The request => Copy, in full, each line of the material that holds the word "Catalog".

Input records =>
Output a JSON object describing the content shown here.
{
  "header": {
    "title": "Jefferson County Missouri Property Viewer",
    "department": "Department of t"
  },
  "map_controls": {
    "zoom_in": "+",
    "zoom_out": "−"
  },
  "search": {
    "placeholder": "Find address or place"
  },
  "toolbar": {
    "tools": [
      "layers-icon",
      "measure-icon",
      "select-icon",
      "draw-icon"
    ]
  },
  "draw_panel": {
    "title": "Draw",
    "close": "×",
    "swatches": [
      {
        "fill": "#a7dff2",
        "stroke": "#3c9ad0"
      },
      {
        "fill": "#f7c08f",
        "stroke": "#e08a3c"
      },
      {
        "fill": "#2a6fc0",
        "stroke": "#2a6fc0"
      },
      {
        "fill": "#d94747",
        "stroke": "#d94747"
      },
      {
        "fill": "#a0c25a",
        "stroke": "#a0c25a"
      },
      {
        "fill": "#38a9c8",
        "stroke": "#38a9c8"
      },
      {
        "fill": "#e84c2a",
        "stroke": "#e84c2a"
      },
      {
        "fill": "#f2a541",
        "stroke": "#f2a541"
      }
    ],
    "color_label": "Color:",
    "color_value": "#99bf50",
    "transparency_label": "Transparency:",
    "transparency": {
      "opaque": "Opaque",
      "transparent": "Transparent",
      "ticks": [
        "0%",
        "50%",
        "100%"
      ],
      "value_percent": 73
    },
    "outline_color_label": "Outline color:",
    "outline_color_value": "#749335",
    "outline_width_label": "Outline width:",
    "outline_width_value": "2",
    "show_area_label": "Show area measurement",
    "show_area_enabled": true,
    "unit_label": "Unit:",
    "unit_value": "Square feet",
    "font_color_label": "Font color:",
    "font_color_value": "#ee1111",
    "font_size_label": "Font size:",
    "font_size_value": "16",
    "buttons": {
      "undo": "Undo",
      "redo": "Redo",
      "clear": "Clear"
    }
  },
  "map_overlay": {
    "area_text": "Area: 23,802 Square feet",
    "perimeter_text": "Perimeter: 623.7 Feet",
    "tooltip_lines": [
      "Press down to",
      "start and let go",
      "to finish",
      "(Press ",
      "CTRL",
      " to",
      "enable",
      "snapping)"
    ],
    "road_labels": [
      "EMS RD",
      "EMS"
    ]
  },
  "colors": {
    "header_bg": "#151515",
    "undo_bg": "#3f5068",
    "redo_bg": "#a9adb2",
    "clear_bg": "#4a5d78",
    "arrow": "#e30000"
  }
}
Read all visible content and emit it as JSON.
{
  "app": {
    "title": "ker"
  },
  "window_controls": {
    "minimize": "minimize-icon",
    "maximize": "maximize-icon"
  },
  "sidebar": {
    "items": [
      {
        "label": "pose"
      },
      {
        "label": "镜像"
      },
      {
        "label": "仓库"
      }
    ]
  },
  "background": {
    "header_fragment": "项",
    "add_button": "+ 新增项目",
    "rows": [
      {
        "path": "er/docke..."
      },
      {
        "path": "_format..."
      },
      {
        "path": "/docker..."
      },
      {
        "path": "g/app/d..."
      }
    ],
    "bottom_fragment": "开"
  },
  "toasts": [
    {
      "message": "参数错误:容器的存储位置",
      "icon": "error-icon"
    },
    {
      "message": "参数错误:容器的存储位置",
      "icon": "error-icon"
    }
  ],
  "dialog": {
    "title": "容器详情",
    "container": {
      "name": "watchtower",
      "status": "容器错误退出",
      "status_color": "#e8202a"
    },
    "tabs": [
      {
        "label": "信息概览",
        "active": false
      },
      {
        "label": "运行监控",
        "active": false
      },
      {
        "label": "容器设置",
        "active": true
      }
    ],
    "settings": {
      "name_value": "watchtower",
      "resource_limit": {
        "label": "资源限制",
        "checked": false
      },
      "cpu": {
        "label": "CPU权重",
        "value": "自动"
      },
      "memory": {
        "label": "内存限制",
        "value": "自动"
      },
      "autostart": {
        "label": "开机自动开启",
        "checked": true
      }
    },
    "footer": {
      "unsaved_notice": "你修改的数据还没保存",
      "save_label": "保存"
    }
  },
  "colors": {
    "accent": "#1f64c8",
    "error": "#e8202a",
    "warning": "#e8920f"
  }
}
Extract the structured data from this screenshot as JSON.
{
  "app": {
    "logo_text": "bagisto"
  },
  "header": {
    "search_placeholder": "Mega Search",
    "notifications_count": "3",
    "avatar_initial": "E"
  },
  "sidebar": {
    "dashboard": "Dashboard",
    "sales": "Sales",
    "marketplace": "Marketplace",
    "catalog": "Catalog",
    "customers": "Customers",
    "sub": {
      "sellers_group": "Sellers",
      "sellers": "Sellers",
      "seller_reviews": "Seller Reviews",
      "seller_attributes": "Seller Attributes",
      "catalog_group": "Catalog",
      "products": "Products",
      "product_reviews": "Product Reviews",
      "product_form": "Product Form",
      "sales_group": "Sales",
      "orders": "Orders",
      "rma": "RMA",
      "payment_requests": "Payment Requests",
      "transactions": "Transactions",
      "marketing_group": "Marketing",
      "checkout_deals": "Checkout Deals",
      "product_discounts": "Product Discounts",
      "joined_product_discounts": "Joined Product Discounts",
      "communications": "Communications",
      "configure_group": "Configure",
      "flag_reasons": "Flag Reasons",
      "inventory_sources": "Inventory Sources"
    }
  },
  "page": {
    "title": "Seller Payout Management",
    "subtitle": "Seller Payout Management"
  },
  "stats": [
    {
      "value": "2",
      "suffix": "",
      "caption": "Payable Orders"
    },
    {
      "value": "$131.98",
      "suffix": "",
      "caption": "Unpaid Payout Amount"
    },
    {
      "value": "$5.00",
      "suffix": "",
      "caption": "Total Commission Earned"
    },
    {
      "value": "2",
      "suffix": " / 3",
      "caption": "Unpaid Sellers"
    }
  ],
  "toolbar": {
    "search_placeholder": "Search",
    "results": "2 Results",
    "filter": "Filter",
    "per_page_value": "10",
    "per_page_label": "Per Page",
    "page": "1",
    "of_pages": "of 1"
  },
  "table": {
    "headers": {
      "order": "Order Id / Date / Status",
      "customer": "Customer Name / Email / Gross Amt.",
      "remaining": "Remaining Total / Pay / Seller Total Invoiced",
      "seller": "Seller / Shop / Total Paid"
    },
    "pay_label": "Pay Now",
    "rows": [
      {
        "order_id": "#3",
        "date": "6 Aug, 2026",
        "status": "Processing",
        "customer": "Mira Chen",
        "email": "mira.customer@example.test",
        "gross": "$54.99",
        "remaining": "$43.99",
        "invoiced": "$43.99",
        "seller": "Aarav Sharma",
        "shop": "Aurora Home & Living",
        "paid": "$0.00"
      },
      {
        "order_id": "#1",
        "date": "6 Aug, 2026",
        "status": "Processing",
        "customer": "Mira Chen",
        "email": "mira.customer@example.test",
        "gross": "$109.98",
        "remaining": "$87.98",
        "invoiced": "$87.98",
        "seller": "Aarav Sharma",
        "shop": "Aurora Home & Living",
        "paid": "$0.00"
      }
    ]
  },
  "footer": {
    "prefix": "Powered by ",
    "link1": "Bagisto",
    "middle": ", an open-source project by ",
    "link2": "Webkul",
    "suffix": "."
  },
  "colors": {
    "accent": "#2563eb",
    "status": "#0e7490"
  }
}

Response =>
    "catalog": "Catalog",
      "catalog_group": "Catalog",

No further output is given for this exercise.